== GIVEN REQUEST ==
Within the records that follow, find every line containing the string "MUDr". Copy those lines.

== MATERIAL PROVIDED ==

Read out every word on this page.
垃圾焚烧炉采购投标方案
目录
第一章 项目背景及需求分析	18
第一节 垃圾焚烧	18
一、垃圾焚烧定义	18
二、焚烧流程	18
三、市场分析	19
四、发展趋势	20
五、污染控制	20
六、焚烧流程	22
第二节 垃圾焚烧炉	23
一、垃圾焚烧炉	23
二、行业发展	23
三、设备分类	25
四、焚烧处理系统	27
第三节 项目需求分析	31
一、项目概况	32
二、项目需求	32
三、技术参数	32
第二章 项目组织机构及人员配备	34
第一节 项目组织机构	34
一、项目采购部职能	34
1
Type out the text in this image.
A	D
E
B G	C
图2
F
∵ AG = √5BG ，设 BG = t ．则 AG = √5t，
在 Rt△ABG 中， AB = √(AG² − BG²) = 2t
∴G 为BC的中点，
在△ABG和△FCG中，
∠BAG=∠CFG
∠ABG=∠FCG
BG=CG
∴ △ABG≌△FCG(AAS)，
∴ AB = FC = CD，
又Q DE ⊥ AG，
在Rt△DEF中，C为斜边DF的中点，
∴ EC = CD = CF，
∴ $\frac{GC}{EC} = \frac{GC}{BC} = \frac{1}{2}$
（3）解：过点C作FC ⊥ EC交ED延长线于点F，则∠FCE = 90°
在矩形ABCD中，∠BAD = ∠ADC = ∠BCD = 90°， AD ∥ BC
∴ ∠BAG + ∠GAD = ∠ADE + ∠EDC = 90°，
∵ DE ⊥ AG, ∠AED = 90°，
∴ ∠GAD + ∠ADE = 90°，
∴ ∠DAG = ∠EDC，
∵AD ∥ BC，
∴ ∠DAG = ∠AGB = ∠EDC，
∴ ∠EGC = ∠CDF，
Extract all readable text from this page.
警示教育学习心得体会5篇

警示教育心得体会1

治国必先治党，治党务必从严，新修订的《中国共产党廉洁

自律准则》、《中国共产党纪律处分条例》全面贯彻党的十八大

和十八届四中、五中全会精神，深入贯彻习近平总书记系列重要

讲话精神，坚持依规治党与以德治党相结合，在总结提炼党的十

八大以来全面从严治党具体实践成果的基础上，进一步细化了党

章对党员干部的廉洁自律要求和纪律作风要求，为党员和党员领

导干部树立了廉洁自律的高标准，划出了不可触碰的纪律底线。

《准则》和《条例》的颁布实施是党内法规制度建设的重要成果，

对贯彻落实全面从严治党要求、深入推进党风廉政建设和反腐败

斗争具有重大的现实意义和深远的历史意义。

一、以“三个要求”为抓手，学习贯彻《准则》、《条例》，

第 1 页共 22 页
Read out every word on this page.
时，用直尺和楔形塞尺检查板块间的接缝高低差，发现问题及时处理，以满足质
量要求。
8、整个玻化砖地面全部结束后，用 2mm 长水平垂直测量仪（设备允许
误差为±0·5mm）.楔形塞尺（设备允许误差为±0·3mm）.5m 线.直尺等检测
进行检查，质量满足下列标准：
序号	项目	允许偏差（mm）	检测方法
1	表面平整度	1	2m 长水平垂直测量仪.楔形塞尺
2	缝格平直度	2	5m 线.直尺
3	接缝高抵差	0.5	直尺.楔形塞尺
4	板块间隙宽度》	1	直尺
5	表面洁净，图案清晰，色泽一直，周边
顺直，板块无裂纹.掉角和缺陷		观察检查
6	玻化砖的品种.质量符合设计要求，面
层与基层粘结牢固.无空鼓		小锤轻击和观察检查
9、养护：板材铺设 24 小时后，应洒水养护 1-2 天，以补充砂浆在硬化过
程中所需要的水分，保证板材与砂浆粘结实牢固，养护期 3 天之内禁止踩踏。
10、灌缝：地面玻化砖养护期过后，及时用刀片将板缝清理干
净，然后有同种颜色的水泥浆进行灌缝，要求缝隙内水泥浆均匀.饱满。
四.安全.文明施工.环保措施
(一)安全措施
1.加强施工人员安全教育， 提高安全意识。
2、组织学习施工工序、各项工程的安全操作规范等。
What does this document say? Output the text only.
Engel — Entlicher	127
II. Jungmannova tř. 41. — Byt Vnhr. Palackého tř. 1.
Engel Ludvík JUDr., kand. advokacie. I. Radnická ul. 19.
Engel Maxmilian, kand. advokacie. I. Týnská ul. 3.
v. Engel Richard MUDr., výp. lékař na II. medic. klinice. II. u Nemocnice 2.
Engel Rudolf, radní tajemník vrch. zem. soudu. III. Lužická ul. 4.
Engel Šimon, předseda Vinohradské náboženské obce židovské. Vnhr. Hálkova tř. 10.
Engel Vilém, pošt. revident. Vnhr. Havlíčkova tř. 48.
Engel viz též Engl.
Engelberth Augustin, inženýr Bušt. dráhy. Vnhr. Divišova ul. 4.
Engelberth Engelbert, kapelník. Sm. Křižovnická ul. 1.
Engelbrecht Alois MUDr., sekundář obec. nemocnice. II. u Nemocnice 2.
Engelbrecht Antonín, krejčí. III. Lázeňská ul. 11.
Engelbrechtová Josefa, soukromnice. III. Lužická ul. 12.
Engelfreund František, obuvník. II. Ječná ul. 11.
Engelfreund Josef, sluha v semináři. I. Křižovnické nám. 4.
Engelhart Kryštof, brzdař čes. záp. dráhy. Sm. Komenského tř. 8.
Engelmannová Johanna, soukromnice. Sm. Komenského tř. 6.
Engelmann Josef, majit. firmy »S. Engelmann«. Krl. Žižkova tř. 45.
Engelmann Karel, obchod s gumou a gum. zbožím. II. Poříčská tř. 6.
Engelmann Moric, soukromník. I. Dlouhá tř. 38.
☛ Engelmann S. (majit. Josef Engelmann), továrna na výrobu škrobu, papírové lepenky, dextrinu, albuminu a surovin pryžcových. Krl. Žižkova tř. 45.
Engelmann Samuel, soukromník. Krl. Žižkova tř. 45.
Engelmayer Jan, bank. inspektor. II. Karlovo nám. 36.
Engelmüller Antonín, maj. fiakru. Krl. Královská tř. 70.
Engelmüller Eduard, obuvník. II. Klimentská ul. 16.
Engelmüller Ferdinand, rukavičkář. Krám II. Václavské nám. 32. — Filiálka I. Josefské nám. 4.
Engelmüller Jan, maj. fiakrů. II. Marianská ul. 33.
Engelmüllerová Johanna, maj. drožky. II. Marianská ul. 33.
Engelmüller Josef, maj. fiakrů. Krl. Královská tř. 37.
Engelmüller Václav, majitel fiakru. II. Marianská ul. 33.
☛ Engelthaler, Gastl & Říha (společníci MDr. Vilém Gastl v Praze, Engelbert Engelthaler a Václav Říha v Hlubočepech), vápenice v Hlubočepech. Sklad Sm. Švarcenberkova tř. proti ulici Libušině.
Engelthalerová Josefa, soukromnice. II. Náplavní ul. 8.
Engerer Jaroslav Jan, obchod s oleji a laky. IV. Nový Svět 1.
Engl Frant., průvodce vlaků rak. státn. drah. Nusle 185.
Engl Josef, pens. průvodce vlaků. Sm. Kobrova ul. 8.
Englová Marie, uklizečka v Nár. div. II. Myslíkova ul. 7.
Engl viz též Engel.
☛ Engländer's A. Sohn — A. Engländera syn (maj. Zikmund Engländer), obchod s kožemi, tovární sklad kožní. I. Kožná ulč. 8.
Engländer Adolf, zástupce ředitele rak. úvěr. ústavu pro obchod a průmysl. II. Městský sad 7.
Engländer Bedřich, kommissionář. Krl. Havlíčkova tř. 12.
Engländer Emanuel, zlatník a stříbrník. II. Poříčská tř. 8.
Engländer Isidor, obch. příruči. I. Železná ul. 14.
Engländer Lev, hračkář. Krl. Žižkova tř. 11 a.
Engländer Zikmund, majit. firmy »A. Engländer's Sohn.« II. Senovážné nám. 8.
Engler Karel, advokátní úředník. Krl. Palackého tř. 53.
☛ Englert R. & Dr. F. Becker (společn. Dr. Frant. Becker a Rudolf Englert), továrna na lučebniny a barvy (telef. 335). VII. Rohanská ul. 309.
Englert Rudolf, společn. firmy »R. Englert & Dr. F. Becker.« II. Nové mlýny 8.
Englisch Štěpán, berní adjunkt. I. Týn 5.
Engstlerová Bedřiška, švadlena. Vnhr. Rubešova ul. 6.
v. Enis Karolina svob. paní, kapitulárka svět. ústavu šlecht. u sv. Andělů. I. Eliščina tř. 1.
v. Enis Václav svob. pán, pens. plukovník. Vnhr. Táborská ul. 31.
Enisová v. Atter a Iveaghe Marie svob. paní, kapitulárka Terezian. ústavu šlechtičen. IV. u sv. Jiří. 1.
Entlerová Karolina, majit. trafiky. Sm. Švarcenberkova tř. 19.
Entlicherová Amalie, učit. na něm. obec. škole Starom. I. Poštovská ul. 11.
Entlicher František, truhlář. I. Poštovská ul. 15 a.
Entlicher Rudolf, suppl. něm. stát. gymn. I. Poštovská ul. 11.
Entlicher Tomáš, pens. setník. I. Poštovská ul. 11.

== COMPLETE ANSWER ==
v. Engel Richard MUDr., výp. lékař na II. medic. klinice. II. u Nemocnice 2.
Engelbrecht Alois MUDr., sekundář obec. nemocnice. II. u Nemocnice 2.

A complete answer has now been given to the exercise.